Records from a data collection
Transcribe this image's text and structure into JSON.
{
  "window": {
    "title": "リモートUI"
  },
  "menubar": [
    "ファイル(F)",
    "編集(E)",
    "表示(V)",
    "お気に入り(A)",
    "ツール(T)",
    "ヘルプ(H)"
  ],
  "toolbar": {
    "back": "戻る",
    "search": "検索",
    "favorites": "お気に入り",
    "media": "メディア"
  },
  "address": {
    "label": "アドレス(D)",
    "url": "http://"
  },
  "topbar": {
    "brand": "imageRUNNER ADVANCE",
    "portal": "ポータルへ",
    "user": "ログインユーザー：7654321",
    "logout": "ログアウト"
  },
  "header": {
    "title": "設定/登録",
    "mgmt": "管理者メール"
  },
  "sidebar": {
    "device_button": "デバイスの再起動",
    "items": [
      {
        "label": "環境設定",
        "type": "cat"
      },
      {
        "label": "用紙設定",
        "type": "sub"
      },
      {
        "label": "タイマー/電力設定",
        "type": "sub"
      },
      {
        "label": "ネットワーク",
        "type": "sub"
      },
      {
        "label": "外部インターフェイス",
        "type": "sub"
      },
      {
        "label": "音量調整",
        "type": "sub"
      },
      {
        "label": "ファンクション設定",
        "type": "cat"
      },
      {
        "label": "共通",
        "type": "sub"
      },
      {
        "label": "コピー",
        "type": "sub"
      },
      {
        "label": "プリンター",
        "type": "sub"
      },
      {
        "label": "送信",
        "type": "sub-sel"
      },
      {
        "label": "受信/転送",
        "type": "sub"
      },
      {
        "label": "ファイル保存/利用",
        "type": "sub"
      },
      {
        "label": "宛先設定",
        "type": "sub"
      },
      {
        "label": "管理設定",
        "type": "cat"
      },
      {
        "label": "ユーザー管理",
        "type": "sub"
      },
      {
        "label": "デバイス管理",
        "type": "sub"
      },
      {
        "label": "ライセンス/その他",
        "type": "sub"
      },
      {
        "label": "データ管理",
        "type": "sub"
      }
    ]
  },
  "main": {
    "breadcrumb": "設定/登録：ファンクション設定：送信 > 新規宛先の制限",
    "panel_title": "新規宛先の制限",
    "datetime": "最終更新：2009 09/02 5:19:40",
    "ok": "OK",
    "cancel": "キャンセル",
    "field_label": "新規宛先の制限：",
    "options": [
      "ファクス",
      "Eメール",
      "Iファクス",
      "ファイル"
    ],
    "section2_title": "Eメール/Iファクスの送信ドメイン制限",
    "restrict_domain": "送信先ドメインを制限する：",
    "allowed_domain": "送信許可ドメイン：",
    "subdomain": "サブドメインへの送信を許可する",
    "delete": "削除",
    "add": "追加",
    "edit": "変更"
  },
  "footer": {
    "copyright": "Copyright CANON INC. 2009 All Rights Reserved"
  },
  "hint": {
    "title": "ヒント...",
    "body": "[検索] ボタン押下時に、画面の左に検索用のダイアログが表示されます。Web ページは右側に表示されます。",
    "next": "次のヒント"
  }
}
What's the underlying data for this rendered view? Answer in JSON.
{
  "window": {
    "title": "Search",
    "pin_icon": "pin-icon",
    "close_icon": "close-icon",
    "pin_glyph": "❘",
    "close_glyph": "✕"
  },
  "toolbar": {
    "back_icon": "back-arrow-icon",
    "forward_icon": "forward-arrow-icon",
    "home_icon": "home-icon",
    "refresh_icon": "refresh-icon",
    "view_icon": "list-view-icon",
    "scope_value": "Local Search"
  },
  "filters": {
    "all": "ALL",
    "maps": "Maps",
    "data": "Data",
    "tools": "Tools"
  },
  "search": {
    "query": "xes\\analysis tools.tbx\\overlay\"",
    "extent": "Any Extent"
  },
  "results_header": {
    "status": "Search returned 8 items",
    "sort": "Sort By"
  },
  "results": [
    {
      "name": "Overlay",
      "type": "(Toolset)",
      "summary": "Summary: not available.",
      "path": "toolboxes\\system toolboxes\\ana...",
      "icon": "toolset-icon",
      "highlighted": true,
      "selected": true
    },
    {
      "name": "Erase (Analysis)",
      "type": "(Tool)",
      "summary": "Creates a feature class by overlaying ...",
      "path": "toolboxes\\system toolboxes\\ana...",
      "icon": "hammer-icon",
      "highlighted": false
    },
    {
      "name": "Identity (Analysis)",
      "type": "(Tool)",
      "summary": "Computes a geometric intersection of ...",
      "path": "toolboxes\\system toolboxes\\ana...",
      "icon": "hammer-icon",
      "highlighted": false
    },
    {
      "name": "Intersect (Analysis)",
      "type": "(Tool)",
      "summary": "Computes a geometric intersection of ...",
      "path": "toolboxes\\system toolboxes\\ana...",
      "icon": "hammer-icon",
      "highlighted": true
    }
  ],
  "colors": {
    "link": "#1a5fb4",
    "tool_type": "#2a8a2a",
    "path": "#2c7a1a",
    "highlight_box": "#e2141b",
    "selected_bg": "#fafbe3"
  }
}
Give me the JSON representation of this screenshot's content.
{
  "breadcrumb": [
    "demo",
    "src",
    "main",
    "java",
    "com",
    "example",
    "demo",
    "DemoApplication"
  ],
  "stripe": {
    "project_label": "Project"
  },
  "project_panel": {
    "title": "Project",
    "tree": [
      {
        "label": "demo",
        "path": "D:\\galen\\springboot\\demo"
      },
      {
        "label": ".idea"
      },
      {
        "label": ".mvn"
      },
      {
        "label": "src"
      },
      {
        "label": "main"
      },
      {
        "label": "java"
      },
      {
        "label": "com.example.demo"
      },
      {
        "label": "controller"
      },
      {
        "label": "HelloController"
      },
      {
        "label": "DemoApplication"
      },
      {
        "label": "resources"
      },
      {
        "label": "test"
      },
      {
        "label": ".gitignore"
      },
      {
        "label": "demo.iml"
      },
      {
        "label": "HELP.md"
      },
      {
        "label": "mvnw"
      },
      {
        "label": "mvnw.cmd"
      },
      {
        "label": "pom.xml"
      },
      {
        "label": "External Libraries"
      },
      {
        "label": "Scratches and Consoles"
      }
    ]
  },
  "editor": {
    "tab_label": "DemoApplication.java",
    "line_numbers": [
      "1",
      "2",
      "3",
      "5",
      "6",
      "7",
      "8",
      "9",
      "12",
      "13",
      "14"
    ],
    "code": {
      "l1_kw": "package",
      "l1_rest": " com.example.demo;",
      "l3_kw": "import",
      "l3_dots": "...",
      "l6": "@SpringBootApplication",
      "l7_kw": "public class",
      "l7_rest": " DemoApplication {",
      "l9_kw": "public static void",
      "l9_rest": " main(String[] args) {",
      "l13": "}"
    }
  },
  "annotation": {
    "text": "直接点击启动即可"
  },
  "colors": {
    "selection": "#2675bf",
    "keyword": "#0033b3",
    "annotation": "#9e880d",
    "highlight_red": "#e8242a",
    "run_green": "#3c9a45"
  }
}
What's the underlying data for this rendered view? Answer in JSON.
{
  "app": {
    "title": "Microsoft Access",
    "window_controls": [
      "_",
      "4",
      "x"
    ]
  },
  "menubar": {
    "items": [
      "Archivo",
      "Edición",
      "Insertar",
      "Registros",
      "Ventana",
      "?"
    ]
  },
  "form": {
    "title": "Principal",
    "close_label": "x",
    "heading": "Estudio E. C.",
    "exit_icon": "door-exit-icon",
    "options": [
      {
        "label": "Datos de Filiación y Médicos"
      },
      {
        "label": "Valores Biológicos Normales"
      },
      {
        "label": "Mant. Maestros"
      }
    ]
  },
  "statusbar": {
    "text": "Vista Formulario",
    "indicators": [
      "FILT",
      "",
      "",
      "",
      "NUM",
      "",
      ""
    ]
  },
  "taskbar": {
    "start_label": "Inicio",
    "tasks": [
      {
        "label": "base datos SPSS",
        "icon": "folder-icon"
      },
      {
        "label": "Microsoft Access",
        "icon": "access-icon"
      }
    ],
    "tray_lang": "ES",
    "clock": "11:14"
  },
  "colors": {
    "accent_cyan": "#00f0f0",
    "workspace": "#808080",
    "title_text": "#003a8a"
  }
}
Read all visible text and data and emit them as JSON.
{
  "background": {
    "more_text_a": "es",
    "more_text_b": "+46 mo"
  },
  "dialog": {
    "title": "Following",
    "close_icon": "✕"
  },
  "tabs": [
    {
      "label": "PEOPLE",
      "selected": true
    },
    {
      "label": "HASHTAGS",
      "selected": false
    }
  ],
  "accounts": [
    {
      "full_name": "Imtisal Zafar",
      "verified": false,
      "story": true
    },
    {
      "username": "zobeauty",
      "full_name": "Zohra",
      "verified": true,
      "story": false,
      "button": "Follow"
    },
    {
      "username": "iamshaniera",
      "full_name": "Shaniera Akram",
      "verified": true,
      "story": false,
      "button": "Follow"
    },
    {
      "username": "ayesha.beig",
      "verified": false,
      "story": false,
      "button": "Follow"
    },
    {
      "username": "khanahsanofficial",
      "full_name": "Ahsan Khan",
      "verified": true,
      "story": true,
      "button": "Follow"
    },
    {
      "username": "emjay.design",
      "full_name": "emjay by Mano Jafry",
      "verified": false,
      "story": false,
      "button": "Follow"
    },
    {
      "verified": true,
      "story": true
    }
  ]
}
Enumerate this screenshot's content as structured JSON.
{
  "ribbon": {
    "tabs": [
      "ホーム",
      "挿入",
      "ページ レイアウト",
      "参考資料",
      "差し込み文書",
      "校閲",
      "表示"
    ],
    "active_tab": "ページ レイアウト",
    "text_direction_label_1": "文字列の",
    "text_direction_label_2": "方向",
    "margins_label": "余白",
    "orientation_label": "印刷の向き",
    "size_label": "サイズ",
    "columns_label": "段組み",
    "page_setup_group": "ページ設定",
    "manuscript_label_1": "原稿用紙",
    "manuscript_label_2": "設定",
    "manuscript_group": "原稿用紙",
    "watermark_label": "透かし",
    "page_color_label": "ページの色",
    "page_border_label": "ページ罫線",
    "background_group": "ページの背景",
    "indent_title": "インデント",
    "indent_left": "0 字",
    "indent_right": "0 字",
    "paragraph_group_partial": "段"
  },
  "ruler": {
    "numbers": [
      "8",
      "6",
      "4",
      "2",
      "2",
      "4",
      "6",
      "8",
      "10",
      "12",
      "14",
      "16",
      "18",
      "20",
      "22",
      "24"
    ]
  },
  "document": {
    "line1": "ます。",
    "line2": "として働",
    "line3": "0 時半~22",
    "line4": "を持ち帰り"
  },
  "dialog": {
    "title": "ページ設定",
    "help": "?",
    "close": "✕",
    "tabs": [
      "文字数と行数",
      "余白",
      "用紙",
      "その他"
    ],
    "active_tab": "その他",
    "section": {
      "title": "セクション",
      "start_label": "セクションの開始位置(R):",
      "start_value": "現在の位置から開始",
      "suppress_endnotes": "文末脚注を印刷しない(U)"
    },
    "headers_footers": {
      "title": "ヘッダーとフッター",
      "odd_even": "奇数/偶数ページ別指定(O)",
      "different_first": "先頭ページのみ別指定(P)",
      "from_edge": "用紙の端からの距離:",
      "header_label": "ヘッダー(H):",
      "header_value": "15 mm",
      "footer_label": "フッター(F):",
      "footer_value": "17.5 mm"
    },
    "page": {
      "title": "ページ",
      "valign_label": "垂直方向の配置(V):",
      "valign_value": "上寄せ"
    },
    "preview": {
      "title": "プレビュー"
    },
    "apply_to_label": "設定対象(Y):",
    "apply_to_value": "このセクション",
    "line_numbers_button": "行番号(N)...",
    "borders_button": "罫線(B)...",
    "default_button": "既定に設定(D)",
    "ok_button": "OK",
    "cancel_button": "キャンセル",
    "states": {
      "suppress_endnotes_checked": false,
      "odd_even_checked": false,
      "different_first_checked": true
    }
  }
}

### Given problem
List every line from the entries above in which "原稿用紙" appears.

### Response below
    "manuscript_label_1": "原稿用紙",
    "manuscript_group": "原稿用紙",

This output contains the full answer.